Things to do |
- A) Using the account of the fake MUNI transfer prank, decide whether each statement agrees with it. Answer yes or no for each and quote the words that settle it.
(i) The group made about 600 photocopies of their letter from the mayor.
(ii) The group began at the top of Market Street and worked its way down.
(iii) A MUNI operator asked for some of the transfers to give to riders.
- B) In the account of the fake MUNI transfer prank, where did the group get the letter from Mayor Jordan that served as a style model?
- C) Continue the account of the fake MUNI transfer prank from its last sentence.

Text segment |
+ + + +
Pay No Attention To The Man Behind The Curtain...

After the Public Utilities Commission and the Board of Supervisors approved the elimination of transfers, the mayors office pushed back the date for the elimination of transfers several times, ultimately deciding that October 1 would be -day for their attack on MUNI riders.

At the public meeting at Mission High, one of us picked up a copy of a letter from Mayor Jordan distributed to citizens attending the public meetings, thanking attendees for coming, piously reminding citizens that we must all make sacrifices, etc. Using this as a style model, we drafted our fake letter from Jordan.  Our version of the letter from the Mayor graciously included official-looking fake MUNI transfers, and for that extra added touch of verisimilitude we stamped a meaningless sequence of numbers at the bottom of each transfer, and cut the spaces between the transfers to make them easy to tear off. We photocopied about 600 of the letters from the mayor, and bought a couple of tape guns at an office supply store. The tape guns are the kind used to wrap boxes in mailrooms, UPS, etc.

We wanted to spread as much confusion as possible in the Financial District, so beginning at around 3 pm, the afternoon of Oct. 1st, we started at the foot of Market Street (the main street in that part of town) tape-gunning leaflets one by one next to one another on bum-proof MUNI bus stops, the leaflets forming a belt around the insides and outsides of the glass walls of the stops.

We worked our way up the street. Since the elimination of transfers was the big news that day we attracted a lot of attention. To curious inquires we replied that we were sent by Mayor Jordan’s office, and we sang praises to his generosity and concern for the difficulties faced by MUNI riders on the first day of the elimination of transfers. People started taking the transfers. A MUNI operator pulled up alongside of us as we covered a bus stop, she jumped out of the bus, enthusiastically saying, “I’ll give em to riders! Give me some!” The complimentary transfers went quickly. We did a MUNI stop on Kearny near Market, then quickly moved on, and looking back from a block away we saw the sidewalk completely blocked by people mobbing the bus stop, going for the fake transfers.
+ + + +
Records provided |
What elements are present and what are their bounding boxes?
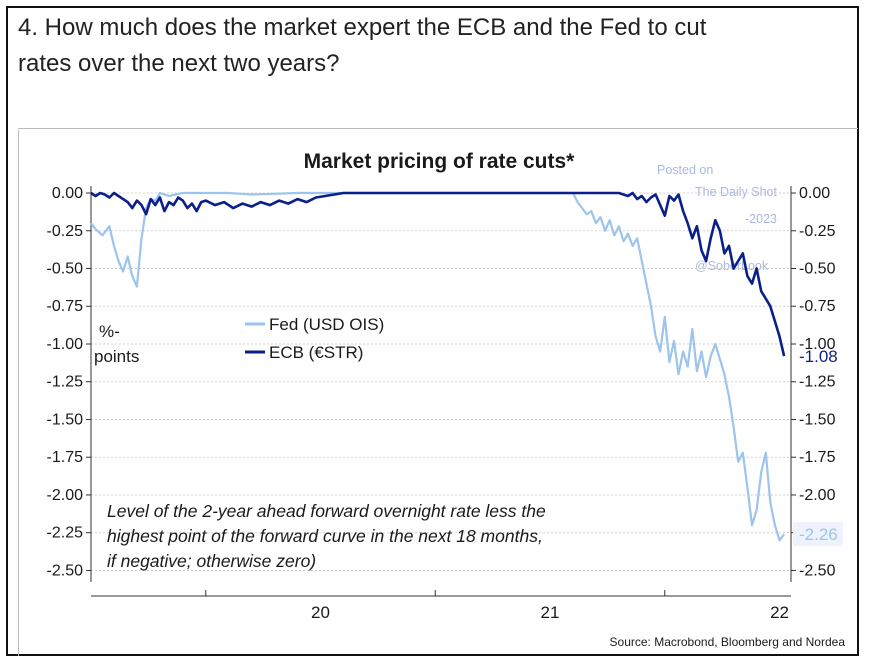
annotation-line-1: Level of the 2-year ahead forward overni…	[107, 501, 546, 521]
watermark: Posted on The Daily Shot -2023 @SoberLoo…	[657, 163, 778, 273]
y-tick-label-right: -1.50	[799, 411, 836, 428]
y-tick-label-right: -1.00	[799, 336, 836, 353]
x-tick-label: 20	[311, 603, 330, 622]
series-end-labels: -2.26 -1.08	[793, 347, 843, 547]
legend-label: ECB (€STR)	[269, 343, 363, 362]
y-tick-label-right: -2.50	[799, 562, 836, 579]
y-tick-label-right: -2.00	[799, 487, 836, 504]
y-tick-label-left: -1.50	[47, 411, 84, 428]
series-end-label-ecb: -1.08	[799, 347, 838, 366]
y-tick-label-left: -1.25	[47, 374, 84, 391]
y-tick-label-left: -0.25	[47, 223, 84, 240]
question-line-1: 4. How much does the market expert the E…	[18, 14, 707, 41]
content-frame	[6, 6, 859, 656]
x-tick-labels: 20 21 22	[311, 603, 789, 622]
divider	[18, 128, 858, 129]
annotation: Level of the 2-year ahead forward overni…	[107, 501, 546, 571]
y-tick-label-left: -2.00	[47, 487, 84, 504]
y-tick-label-right: -0.75	[799, 298, 836, 315]
y-tick-label-right: -1.25	[799, 374, 836, 391]
y-tick-labels-right: 0.00 -0.25 -0.50 -0.75 -1.00 -1.25 -1.50 -1.75 -…	[799, 185, 836, 579]
y-tick-label-left: -1.00	[47, 336, 84, 353]
grid-lines	[86, 192, 796, 571]
y-tick-label-right: 0.00	[799, 185, 830, 202]
y-tick-label-left: -1.75	[47, 449, 84, 466]
unit-label-line-1: %-	[99, 322, 120, 341]
legend-label: Fed (USD OIS)	[269, 315, 384, 334]
y-tick-label-left: -0.50	[47, 261, 84, 278]
source-note: Source: Macrobond, Bloomberg and Nordea	[610, 635, 846, 649]
y-tick-label-left: -2.50	[47, 562, 84, 579]
x-tick-label: 21	[541, 603, 560, 622]
unit-label: %- points	[94, 322, 139, 366]
series-line-fed	[90, 191, 785, 542]
annotation-line-2: highest point of the forward curve in th…	[107, 526, 543, 546]
annotation-line-3: if negative; otherwise zero)	[107, 551, 316, 571]
rate-cuts-chart: Market pricing of rate cuts* Posted on T…	[47, 150, 846, 649]
y-tick-label-right: -1.75	[799, 449, 836, 466]
question-text: 4. How much does the market expert the E…	[18, 10, 858, 82]
y-tick-labels-left: 0.00 -0.25 -0.50 -0.75 -1.00 -1.25 -1.50 -1.75 -…	[47, 185, 84, 579]
unit-label-line-2: points	[94, 347, 139, 366]
series-line-ecb	[90, 191, 786, 357]
x-tick-label: 22	[770, 603, 789, 622]
y-tick-label-right: -0.50	[799, 261, 836, 278]
chart-panel: Market pricing of rate cuts* Posted on T…	[18, 130, 859, 656]
chart-title: Market pricing of rate cuts*	[304, 150, 576, 173]
series-lines	[90, 191, 786, 542]
watermark-line-1: Posted on	[657, 163, 713, 177]
y-tick-label-right: -0.25	[799, 223, 836, 240]
watermark-line-2: The Daily Shot	[695, 185, 778, 199]
y-tick-label-left: -0.75	[47, 298, 84, 315]
end-label-background	[793, 522, 843, 547]
axes	[90, 186, 792, 597]
legend: Fed (USD OIS) ECB (€STR)	[245, 315, 384, 362]
watermark-line-3: -2023	[745, 212, 777, 226]
question-line-2: rates over the next two years?	[18, 50, 340, 77]
y-tick-label-left: -2.25	[47, 525, 84, 542]
series-end-label-fed: -2.26	[799, 525, 838, 544]
y-tick-label-left: 0.00	[52, 185, 83, 202]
+ + + +
Answer set |
- A)
(i) Yes: "We photocopied about 600 of the letters from the mayor"
(ii) No: "we started at the foot of Market Street" and "We worked our way up the street."
(iii) Yes: "I’ll give em to riders! Give me some!"

- B) One of them picked up a copy at the public meeting at Mission High.

- C)
We spent several hours covering bus stops in the Financial District this way. At the end of our effort, downtown bus stops were covered by bands of leaflets utterly denuded of their fake transfers and people still reading the letter from Jordan. Towards 6 pm, we were down to our last leaflet, and we tore off three fake transfers for ourselves to ride back to the Mission District. We went to the MUNI underground at Montgomery and tried to give them to the man in the booth, a supervisor, who refused to take them. We hiked up Market to Powell Street. Again, we found supervisors staffing the booth instead of the usual MUNI workers. The supervisor in the booth was steamed.

He said: “No way! You guys know you didn’t pay for those things! Those are some kind of practical joke!”

Apparently the mayor’s office had issued a statement at 5 p.m. that day denying responsibility for the letter and the fake transfers.

This prank concluded our Fall 93 MUNI campaign.

 

Six months after the elimination of transfers a haphazard and ridiculously complex new fare system proved to be so unworkable that transfers were reinstated, and as of this date (spring 1996) there has been no fare increase on MUNI.

To the best of our knowledge there was no mass self-reduction movement in SF in response to the abolition of transfers. We didn’t think that a self-reduction movement would rapidly blow into existence simply in response to our actions. We don’t expect to be the leaders of the class struggle. But we do hope that our actions, the actions we’re now engaged in and those we intend to pursue in the future will help spread an awareness among the exploited and dispossessed that the needs of proles and the needs of the economy, (the market system, wage slavery, the world of money, buying and selling, those who profit from it) are mutually and violently exclusive, and that mass, collective action must be taken on this basis.

An Action Against Earth Day At Ohlone Junior College-

A small group of people disrupted the spring ‘94 Earth Day celebration at Ohlone Junior College in Fremont, California. Fremont is a somewhat racially mixed sleepy suburban town of 300,000 on the southeast shore of the San Francisco Bay.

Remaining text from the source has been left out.